Instructions to follow:
Print out each entry below exactly, please.

--- Start of Listing ---

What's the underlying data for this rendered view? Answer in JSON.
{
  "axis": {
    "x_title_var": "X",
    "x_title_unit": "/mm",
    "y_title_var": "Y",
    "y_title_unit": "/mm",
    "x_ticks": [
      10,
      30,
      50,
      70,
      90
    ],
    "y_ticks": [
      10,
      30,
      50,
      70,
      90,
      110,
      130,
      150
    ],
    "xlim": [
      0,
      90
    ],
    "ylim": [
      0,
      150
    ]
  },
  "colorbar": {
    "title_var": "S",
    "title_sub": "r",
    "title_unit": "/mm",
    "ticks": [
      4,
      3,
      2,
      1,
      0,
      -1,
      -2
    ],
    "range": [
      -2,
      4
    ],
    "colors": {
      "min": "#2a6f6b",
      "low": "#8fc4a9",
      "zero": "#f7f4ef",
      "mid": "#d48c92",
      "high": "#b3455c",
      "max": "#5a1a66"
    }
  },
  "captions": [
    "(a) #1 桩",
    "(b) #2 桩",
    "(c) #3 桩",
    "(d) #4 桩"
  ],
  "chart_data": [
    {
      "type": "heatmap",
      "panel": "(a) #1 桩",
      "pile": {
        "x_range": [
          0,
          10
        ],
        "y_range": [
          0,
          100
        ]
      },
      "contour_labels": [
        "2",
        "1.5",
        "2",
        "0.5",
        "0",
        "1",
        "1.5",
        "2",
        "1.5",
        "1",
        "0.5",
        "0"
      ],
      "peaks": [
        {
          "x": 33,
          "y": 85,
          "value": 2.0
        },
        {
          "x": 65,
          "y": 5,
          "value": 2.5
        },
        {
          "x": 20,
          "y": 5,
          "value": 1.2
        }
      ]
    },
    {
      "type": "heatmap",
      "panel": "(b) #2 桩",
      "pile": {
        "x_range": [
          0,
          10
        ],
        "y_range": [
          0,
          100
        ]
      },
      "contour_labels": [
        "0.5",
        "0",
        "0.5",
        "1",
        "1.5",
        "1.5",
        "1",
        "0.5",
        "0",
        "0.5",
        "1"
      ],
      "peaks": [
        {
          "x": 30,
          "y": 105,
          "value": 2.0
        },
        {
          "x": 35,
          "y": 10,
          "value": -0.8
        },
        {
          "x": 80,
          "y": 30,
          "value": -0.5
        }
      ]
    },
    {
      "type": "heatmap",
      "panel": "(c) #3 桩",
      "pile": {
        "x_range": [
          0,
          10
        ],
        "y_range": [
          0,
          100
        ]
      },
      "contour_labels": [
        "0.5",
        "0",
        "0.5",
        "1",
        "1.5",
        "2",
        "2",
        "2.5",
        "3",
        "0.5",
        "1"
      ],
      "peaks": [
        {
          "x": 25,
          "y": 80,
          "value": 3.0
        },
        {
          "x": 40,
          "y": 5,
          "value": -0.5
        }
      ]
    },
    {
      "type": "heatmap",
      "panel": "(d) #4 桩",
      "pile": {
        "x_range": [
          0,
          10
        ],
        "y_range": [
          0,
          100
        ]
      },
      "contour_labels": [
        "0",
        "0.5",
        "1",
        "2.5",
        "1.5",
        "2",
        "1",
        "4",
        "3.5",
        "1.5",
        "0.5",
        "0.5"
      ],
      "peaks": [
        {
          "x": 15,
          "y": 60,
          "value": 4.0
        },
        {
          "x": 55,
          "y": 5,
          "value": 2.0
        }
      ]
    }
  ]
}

--- End of Listing ---

Full output:
What's the underlying data for this rendered view? Answer in JSON.
{
  "axis": {
    "x_title_var": "X",
    "x_title_unit": "/mm",
    "y_title_var": "Y",
    "y_title_unit": "/mm",
    "x_ticks": [
      10,
      30,
      50,
      70,
      90
    ],
    "y_ticks": [
      10,
      30,
      50,
      70,
      90,
      110,
      130,
      150
    ],
    "xlim": [
      0,
      90
    ],
    "ylim": [
      0,
      150
    ]
  },
  "colorbar": {
    "title_var": "S",
    "title_sub": "r",
    "title_unit": "/mm",
    "ticks": [
      4,
      3,
      2,
      1,
      0,
      -1,
      -2
    ],
    "range": [
      -2,
      4
    ],
    "colors": {
      "min": "#2a6f6b",
      "low": "#8fc4a9",
      "zero": "#f7f4ef",
      "mid": "#d48c92",
      "high": "#b3455c",
      "max": "#5a1a66"
    }
  },
  "captions": [
    "(a) #1 桩",
    "(b) #2 桩",
    "(c) #3 桩",
    "(d) #4 桩"
  ],
  "chart_data": [
    {
      "type": "heatmap",
      "panel": "(a) #1 桩",
      "pile": {
        "x_range": [
          0,
          10
        ],
        "y_range": [
          0,
          100
        ]
      },
      "contour_labels": [
        "2",
        "1.5",
        "2",
        "0.5",
        "0",
        "1",
        "1.5",
        "2",
        "1.5",
        "1",
        "0.5",
        "0"
      ],
      "peaks": [
        {
          "x": 33,
          "y": 85,
          "value": 2.0
        },
        {
          "x": 65,
          "y": 5,
          "value": 2.5
        },
        {
          "x": 20,
          "y": 5,
          "value": 1.2
        }
      ]
    },
    {
      "type": "heatmap",
      "panel": "(b) #2 桩",
      "pile": {
        "x_range": [
          0,
          10
        ],
        "y_range": [
          0,
          100
        ]
      },
      "contour_labels": [
        "0.5",
        "0",
        "0.5",
        "1",
        "1.5",
        "1.5",
        "1",
        "0.5",
        "0",
        "0.5",
        "1"
      ],
      "peaks": [
        {
          "x": 30,
          "y": 105,
          "value": 2.0
        },
        {
          "x": 35,
          "y": 10,
          "value": -0.8
        },
        {
          "x": 80,
          "y": 30,
          "value": -0.5
        }
      ]
    },
    {
      "type": "heatmap",
      "panel": "(c) #3 桩",
      "pile": {
        "x_range": [
          0,
          10
        ],
        "y_range": [
          0,
          100
        ]
      },
      "contour_labels": [
        "0.5",
        "0",
        "0.5",
        "1",
        "1.5",
        "2",
        "2",
        "2.5",
        "3",
        "0.5",
        "1"
      ],
      "peaks": [
        {
          "x": 25,
          "y": 80,
          "value": 3.0
        },
        {
          "x": 40,
          "y": 5,
          "value": -0.5
        }
      ]
    },
    {
      "type": "heatmap",
      "panel": "(d) #4 桩",
      "pile": {
        "x_range": [
          0,
          10
        ],
        "y_range": [
          0,
          100
        ]
      },
      "contour_labels": [
        "0",
        "0.5",
        "1",
        "2.5",
        "1.5",
        "2",
        "1",
        "4",
        "3.5",
        "1.5",
        "0.5",
        "0.5"
      ],
      "peaks": [
        {
          "x": 15,
          "y": 60,
          "value": 4.0
        },
        {
          "x": 55,
          "y": 5,
          "value": 2.0
        }
      ]
    }
  ]
}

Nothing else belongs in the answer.